* REQUIRED ACTIONS:
• A. According to post #4 of the clipboard forum thread, why might the Russian characters be lost after the clipboard is restored? Answer in one to three sentences.
• B. From the clipboard forum thread, duplicate the passage from "Clipboard corrupted on" to "it is pasted!" with no changes.

═════ TEXT SEGMENT ═════

Clipboard corrupted on systems with default English codepage
#1
stasok
Posted 15 June 2012 - 04:33 PM
I have Autohotkey_L (Unicode 64-bit installation option) installed on my test production system (Win 7 64-bit). The test production system has English as the language of the default system codepage. I use the code below to paste text without any formatting (borrowed from Laszlo) to discard all clipboard formats except Unicode text, paste the text and then restore the original clipboard:
Clip0 = %ClipBoardAll%
ClipBoard = %ClipBoard% ; Convert to text
SendInput ^{vk56} ; Send Ctrl+V to window
; Don't change clipboard while it is pasted!
Sleep 100
ClipBoard = %Clip0% ; Restore original ClipBoard
VarSetCapacity(Clip0, 0) ; Free memory
If I copy Russian text to the clipboard and use the code, it works fine when the system code page is Russian. However, if the system code page is English (on my test production system), the first paste attempt works fine, but all subsequent paste attempts paste ???? instead of Russian characters. English letters are unchanged. Because I am using Autohotkey_L Unicode 64-bit, there should not be any problems with Unicode to ANSI conversion. However, I believe that the assignment ClipBoard = %Clip0% actually performs conversion using the system code page, otherwise the problem would not occur.
I've checked ErrorLevel after the assignment line and it is 0. The code works similarly on my colleagues' computers with default English code page.
Does anyone have any idea what is happening? I would appreciate any help,
Thanks!
Stanislav
#2
stasok
Posted 15 June 2012 - 05:05 PM
I have checked the clipboard contents with Freeclipviewer before and after using the above code. After the assignment of Clip0 to Clipboard variable, the number of clipboard formats (originally 20 after copying text in Word) drops down to 12 and the Unicode text format changes. HTML, Richtext, metafile and other clipboard formats are okay.
Regards,
Stanislav
#3
stasok
Posted 15 June 2012 - 07:51 PM
It seems I have corrected the problem using the Paste method of WinClip class (viewtopic.php?p=498667). However, I think Clipboard restoration in Autohotkey_L does not work as intended and should be changed to something similar as in WinClip class.
Best regards,
Stanislav
#4
Posted 16 June 2012 - 03:52 PM
Clipboard = %Clip0% does not perform any text conversions; it merely copies binary data back onto the clipboard. WinClip appears to work the same way. However, if I'm not mistaken, it discards the CF_TEXT and CF_OEMTEXT formats. ClipboardAll saves the first text format, which may be CF_TEXT, CF_OEMTEXT or CF_UNICODETEXT. It sounds like you're getting (non-Unicode) CF_TEXT, and in the process of saving and restoring it, the locale information is lost.I'll look into this some more later.

═════ RECORD SET ═════

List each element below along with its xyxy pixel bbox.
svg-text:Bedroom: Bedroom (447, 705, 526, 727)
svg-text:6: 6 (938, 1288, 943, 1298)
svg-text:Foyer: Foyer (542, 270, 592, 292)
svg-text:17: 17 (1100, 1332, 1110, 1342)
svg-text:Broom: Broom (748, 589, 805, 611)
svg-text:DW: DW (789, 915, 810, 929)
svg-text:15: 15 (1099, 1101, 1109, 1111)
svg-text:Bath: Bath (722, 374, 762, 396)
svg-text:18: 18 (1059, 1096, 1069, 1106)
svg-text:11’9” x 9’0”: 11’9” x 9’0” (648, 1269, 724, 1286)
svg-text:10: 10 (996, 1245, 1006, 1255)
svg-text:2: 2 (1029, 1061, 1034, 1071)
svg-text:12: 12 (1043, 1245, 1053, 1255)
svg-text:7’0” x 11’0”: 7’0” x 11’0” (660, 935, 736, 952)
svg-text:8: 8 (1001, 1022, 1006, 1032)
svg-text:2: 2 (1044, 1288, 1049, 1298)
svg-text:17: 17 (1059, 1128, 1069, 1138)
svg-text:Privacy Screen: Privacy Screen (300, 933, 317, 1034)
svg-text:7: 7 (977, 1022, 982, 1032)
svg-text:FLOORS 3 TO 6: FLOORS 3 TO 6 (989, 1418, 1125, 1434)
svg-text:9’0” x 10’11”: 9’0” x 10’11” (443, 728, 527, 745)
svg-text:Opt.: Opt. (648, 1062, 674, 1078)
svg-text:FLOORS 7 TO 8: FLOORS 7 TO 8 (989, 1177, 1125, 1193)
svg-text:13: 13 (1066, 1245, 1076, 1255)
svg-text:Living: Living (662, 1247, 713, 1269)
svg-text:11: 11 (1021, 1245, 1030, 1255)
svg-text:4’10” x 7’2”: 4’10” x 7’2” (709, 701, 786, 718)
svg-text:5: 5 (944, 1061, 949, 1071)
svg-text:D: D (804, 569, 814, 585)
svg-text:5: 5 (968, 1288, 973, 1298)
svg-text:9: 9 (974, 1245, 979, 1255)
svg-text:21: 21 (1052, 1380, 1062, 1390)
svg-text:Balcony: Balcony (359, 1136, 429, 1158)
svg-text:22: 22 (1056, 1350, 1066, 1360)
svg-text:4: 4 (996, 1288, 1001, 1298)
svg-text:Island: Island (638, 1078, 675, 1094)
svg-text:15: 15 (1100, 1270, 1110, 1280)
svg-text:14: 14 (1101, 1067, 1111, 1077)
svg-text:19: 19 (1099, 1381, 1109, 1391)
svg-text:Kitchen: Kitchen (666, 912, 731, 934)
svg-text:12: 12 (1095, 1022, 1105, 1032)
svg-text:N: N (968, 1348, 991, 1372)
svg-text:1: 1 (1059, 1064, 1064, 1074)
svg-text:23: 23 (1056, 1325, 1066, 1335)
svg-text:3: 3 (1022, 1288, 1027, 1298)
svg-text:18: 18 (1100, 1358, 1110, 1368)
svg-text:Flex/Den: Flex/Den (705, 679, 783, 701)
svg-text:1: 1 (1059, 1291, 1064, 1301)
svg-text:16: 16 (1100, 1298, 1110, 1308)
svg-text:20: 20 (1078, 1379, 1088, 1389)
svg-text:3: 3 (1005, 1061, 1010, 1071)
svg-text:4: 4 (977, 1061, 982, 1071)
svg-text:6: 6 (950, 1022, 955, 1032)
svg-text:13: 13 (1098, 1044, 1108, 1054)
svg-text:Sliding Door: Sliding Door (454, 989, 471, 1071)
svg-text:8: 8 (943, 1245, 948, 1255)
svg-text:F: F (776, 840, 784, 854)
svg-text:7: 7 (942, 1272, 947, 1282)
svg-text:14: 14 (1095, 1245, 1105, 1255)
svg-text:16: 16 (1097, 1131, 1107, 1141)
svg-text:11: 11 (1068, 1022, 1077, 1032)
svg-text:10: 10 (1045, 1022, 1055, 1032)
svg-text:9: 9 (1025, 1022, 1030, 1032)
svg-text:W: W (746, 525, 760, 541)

═════

* RESULTS OF THE TASKS:
• A. ClipboardAll saves only the first text format, which may be CF_TEXT, CF_OEMTEXT or CF_UNICODETEXT. The original poster seems to be getting the non-Unicode CF_TEXT format, and its locale information is lost while it is saved and restored.

• B.
Clipboard corrupted on systems with default English codepage
#1
stasok
Posted 15 June 2012 - 04:33 PM
I have Autohotkey_L (Unicode 64-bit installation option) installed on my test production system (Win 7 64-bit). The test production system has English as the language of the default system codepage. I use the code below to paste text without any formatting (borrowed from Laszlo) to discard all clipboard formats except Unicode text, paste the text and then restore the original clipboard:
Clip0 = %ClipBoardAll%
ClipBoard = %ClipBoard% ; Convert to text
SendInput ^{vk56} ; Send Ctrl+V to window
; Don't change clipboard while it is pasted!